══ Data rows

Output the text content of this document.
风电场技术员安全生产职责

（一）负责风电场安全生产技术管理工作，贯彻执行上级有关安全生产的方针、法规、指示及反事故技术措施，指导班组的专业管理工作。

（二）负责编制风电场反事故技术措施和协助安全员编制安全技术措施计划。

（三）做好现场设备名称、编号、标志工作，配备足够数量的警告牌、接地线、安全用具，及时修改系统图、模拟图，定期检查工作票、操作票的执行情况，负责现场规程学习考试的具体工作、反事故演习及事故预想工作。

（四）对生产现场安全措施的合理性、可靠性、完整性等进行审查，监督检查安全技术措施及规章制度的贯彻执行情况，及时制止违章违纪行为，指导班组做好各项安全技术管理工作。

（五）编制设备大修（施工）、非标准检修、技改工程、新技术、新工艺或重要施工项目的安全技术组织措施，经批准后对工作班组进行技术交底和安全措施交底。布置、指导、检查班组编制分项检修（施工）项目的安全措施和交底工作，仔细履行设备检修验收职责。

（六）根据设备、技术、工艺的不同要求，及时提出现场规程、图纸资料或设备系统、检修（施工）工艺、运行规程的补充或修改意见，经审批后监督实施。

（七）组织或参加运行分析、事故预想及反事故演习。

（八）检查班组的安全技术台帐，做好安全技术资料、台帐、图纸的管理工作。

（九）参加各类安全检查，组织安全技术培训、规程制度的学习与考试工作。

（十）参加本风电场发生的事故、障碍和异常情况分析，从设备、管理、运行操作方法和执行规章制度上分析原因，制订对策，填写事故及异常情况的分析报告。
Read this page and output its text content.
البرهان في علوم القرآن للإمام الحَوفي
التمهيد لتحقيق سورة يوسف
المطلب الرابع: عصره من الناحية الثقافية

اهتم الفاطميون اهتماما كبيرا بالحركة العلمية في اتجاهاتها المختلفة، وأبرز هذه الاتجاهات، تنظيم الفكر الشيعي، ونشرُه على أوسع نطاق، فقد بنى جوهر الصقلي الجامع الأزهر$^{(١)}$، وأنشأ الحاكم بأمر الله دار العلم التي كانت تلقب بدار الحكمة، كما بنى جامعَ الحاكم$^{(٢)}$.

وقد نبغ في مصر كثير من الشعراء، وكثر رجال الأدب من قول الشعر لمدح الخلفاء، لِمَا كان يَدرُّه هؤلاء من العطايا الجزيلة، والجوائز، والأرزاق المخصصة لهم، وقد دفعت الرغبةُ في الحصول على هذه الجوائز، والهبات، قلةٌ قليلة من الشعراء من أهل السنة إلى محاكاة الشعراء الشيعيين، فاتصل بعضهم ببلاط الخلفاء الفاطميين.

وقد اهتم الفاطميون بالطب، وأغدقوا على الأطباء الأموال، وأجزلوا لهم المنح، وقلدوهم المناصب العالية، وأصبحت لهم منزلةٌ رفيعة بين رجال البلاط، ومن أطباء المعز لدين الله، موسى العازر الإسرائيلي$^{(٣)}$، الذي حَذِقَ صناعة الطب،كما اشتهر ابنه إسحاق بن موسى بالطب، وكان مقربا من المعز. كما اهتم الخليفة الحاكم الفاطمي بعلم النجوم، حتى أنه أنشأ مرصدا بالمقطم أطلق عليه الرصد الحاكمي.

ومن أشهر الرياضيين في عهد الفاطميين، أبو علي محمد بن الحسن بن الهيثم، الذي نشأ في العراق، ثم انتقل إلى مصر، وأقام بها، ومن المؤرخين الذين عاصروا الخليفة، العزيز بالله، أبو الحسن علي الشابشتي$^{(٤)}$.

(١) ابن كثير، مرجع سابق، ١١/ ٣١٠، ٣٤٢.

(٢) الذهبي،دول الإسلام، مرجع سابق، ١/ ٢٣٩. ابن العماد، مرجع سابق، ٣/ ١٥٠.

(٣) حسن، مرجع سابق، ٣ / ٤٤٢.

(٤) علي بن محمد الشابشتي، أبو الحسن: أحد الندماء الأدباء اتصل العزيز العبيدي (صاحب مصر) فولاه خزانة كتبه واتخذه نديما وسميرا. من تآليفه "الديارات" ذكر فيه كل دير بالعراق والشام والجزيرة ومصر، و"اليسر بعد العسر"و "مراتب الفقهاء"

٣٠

════

Your objective: What count of lines in the listing contain the word "الحاكم"? Reply with the number only.

Full output: 2